*Entries shown:*
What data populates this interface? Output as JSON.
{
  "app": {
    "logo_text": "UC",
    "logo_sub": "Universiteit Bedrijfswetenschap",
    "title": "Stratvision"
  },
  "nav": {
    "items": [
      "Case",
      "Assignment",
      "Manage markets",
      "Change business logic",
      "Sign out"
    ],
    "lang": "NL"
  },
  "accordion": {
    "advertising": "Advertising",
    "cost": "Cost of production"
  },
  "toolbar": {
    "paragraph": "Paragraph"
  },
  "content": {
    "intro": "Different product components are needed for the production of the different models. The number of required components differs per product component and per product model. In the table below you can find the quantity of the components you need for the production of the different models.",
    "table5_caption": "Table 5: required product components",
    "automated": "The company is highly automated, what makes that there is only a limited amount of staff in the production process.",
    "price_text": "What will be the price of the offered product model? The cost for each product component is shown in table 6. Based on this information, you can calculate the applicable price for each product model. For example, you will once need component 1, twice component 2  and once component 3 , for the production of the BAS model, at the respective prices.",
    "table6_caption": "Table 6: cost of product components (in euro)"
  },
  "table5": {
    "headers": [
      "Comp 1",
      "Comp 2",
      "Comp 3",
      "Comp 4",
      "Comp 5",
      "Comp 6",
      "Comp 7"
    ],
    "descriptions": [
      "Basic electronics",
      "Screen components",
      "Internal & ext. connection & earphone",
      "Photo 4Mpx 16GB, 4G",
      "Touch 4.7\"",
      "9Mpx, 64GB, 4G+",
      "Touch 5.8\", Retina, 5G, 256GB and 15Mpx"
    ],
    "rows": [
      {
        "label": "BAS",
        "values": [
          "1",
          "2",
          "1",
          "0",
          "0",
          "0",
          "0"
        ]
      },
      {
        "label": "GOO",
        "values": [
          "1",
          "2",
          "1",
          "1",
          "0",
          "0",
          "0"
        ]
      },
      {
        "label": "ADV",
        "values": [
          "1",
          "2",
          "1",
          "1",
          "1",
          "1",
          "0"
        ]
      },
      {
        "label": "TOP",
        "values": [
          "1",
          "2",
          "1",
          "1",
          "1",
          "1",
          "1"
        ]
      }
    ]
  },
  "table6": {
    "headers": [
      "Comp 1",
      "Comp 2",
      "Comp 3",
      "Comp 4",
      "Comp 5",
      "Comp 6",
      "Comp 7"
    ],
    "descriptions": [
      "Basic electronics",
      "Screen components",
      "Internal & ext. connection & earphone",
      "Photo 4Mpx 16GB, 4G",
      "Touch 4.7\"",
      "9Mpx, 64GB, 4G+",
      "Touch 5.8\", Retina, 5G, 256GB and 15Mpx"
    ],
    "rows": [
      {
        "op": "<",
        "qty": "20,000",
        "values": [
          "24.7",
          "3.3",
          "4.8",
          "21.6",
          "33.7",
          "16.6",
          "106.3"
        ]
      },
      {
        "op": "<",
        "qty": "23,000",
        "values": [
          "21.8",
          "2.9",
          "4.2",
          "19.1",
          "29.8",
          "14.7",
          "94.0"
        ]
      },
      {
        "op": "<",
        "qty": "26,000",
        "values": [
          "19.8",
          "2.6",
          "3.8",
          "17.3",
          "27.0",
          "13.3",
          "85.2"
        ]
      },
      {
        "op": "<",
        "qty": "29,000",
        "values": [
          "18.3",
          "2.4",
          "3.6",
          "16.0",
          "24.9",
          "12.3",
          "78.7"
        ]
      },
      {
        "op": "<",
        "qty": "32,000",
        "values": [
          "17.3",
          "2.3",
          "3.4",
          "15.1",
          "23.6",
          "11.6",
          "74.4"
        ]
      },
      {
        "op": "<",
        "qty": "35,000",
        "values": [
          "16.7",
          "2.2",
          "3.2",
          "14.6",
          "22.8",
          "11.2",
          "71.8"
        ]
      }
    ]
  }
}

*Instruction:*
Make a verbatim copy of every entry shown above.

*Answer below:*
What data populates this interface? Output as JSON.
{
  "app": {
    "logo_text": "UC",
    "logo_sub": "Universiteit Bedrijfswetenschap",
    "title": "Stratvision"
  },
  "nav": {
    "items": [
      "Case",
      "Assignment",
      "Manage markets",
      "Change business logic",
      "Sign out"
    ],
    "lang": "NL"
  },
  "accordion": {
    "advertising": "Advertising",
    "cost": "Cost of production"
  },
  "toolbar": {
    "paragraph": "Paragraph"
  },
  "content": {
    "intro": "Different product components are needed for the production of the different models. The number of required components differs per product component and per product model. In the table below you can find the quantity of the components you need for the production of the different models.",
    "table5_caption": "Table 5: required product components",
    "automated": "The company is highly automated, what makes that there is only a limited amount of staff in the production process.",
    "price_text": "What will be the price of the offered product model? The cost for each product component is shown in table 6. Based on this information, you can calculate the applicable price for each product model. For example, you will once need component 1, twice component 2  and once component 3 , for the production of the BAS model, at the respective prices.",
    "table6_caption": "Table 6: cost of product components (in euro)"
  },
  "table5": {
    "headers": [
      "Comp 1",
      "Comp 2",
      "Comp 3",
      "Comp 4",
      "Comp 5",
      "Comp 6",
      "Comp 7"
    ],
    "descriptions": [
      "Basic electronics",
      "Screen components",
      "Internal & ext. connection & earphone",
      "Photo 4Mpx 16GB, 4G",
      "Touch 4.7\"",
      "9Mpx, 64GB, 4G+",
      "Touch 5.8\", Retina, 5G, 256GB and 15Mpx"
    ],
    "rows": [
      {
        "label": "BAS",
        "values": [
          "1",
          "2",
          "1",
          "0",
          "0",
          "0",
          "0"
        ]
      },
      {
        "label": "GOO",
        "values": [
          "1",
          "2",
          "1",
          "1",
          "0",
          "0",
          "0"
        ]
      },
      {
        "label": "ADV",
        "values": [
          "1",
          "2",
          "1",
          "1",
          "1",
          "1",
          "0"
        ]
      },
      {
        "label": "TOP",
        "values": [
          "1",
          "2",
          "1",
          "1",
          "1",
          "1",
          "1"
        ]
      }
    ]
  },
  "table6": {
    "headers": [
      "Comp 1",
      "Comp 2",
      "Comp 3",
      "Comp 4",
      "Comp 5",
      "Comp 6",
      "Comp 7"
    ],
    "descriptions": [
      "Basic electronics",
      "Screen components",
      "Internal & ext. connection & earphone",
      "Photo 4Mpx 16GB, 4G",
      "Touch 4.7\"",
      "9Mpx, 64GB, 4G+",
      "Touch 5.8\", Retina, 5G, 256GB and 15Mpx"
    ],
    "rows": [
      {
        "op": "<",
        "qty": "20,000",
        "values": [
          "24.7",
          "3.3",
          "4.8",
          "21.6",
          "33.7",
          "16.6",
          "106.3"
        ]
      },
      {
        "op": "<",
        "qty": "23,000",
        "values": [
          "21.8",
          "2.9",
          "4.2",
          "19.1",
          "29.8",
          "14.7",
          "94.0"
        ]
      },
      {
        "op": "<",
        "qty": "26,000",
        "values": [
          "19.8",
          "2.6",
          "3.8",
          "17.3",
          "27.0",
          "13.3",
          "85.2"
        ]
      },
      {
        "op": "<",
        "qty": "29,000",
        "values": [
          "18.3",
          "2.4",
          "3.6",
          "16.0",
          "24.9",
          "12.3",
          "78.7"
        ]
      },
      {
        "op": "<",
        "qty": "32,000",
        "values": [
          "17.3",
          "2.3",
          "3.4",
          "15.1",
          "23.6",
          "11.6",
          "74.4"
        ]
      },
      {
        "op": "<",
        "qty": "35,000",
        "values": [
          "16.7",
          "2.2",
          "3.2",
          "14.6",
          "22.8",
          "11.2",
          "71.8"
        ]
      }
    ]
  }
}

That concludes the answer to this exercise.